*Stated problem*
Copy out the records precisely, omitting pictures.

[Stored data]
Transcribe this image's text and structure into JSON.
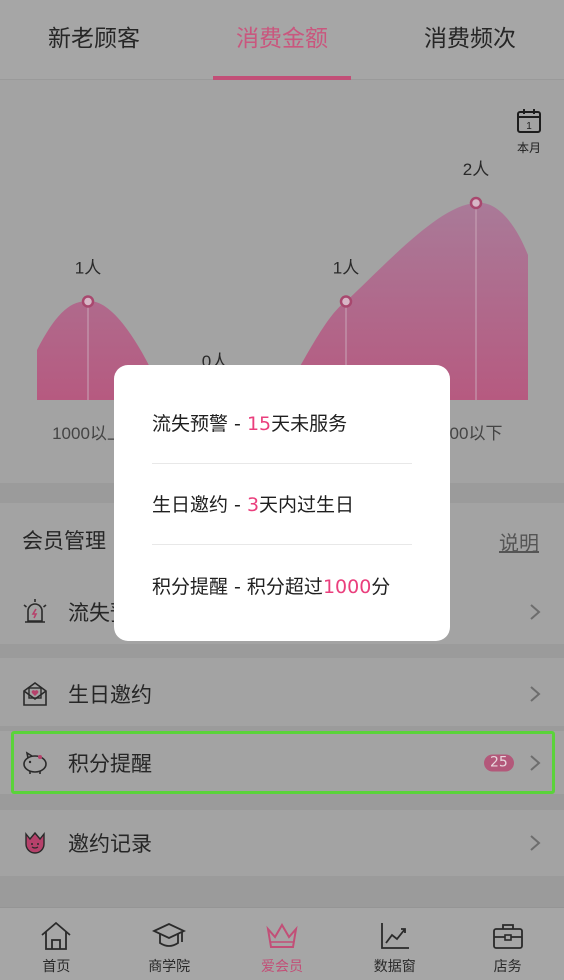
{
  "tabs": [
    {
      "label": "新老顾客",
      "active": false
    },
    {
      "label": "消费金额",
      "active": true
    },
    {
      "label": "消费频次",
      "active": false
    }
  ],
  "calendar": {
    "day": "1",
    "label": "本月",
    "icon": "calendar-icon"
  },
  "chart_data": {
    "type": "area",
    "categories": [
      "1000以上",
      "",
      "",
      "500以下"
    ],
    "visible_category_labels": [
      "1000以上",
      "00以下"
    ],
    "values": [
      1,
      0,
      1,
      2
    ],
    "data_labels": [
      "1人",
      "0人",
      "1人",
      "2人"
    ],
    "series": [
      {
        "values": [
          1,
          0,
          1,
          2
        ],
        "color": "#c9577e"
      }
    ],
    "grid": false
  },
  "section": {
    "title": "会员管理",
    "link": "说明"
  },
  "rows": [
    {
      "label": "流失预警",
      "icon": "alarm-light-icon",
      "badge": null
    },
    {
      "label": "生日邀约",
      "icon": "heart-envelope-icon",
      "badge": null
    },
    {
      "label": "积分提醒",
      "icon": "piggy-bank-icon",
      "badge": "25"
    },
    {
      "label": "邀约记录",
      "icon": "tulip-icon",
      "badge": null
    }
  ],
  "modal": {
    "items": [
      {
        "prefix": "流失预警 - ",
        "highlight": "15",
        "suffix": "天未服务"
      },
      {
        "prefix": "生日邀约 - ",
        "highlight": "3",
        "suffix": "天内过生日"
      },
      {
        "prefix": "积分提醒 - 积分超过",
        "highlight": "1000",
        "suffix": "分"
      }
    ]
  },
  "tabbar": [
    {
      "label": "首页",
      "icon": "home-icon",
      "active": false
    },
    {
      "label": "商学院",
      "icon": "graduation-cap-icon",
      "active": false
    },
    {
      "label": "爱会员",
      "icon": "crown-icon",
      "active": true
    },
    {
      "label": "数据窗",
      "icon": "chart-icon",
      "active": false
    },
    {
      "label": "店务",
      "icon": "briefcase-icon",
      "active": false
    }
  ],
  "colors": {
    "accent": "#c24f77",
    "highlight": "#ea3f7d",
    "selection": "#5ad33a"
  }
}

*Reply to the exercise*
Transcribe this image's text and structure into JSON.
{
  "tabs": [
    {
      "label": "新老顾客",
      "active": false
    },
    {
      "label": "消费金额",
      "active": true
    },
    {
      "label": "消费频次",
      "active": false
    }
  ],
  "calendar": {
    "day": "1",
    "label": "本月",
    "icon": "calendar-icon"
  },
  "chart_data": {
    "type": "area",
    "categories": [
      "1000以上",
      "",
      "",
      "500以下"
    ],
    "visible_category_labels": [
      "1000以上",
      "00以下"
    ],
    "values": [
      1,
      0,
      1,
      2
    ],
    "data_labels": [
      "1人",
      "0人",
      "1人",
      "2人"
    ],
    "series": [
      {
        "values": [
          1,
          0,
          1,
          2
        ],
        "color": "#c9577e"
      }
    ],
    "grid": false
  },
  "section": {
    "title": "会员管理",
    "link": "说明"
  },
  "rows": [
    {
      "label": "流失预警",
      "icon": "alarm-light-icon",
      "badge": null
    },
    {
      "label": "生日邀约",
      "icon": "heart-envelope-icon",
      "badge": null
    },
    {
      "label": "积分提醒",
      "icon": "piggy-bank-icon",
      "badge": "25"
    },
    {
      "label": "邀约记录",
      "icon": "tulip-icon",
      "badge": null
    }
  ],
  "modal": {
    "items": [
      {
        "prefix": "流失预警 - ",
        "highlight": "15",
        "suffix": "天未服务"
      },
      {
        "prefix": "生日邀约 - ",
        "highlight": "3",
        "suffix": "天内过生日"
      },
      {
        "prefix": "积分提醒 - 积分超过",
        "highlight": "1000",
        "suffix": "分"
      }
    ]
  },
  "tabbar": [
    {
      "label": "首页",
      "icon": "home-icon",
      "active": false
    },
    {
      "label": "商学院",
      "icon": "graduation-cap-icon",
      "active": false
    },
    {
      "label": "爱会员",
      "icon": "crown-icon",
      "active": true
    },
    {
      "label": "数据窗",
      "icon": "chart-icon",
      "active": false
    },
    {
      "label": "店务",
      "icon": "briefcase-icon",
      "active": false
    }
  ],
  "colors": {
    "accent": "#c24f77",
    "highlight": "#ea3f7d",
    "selection": "#5ad33a"
  }
}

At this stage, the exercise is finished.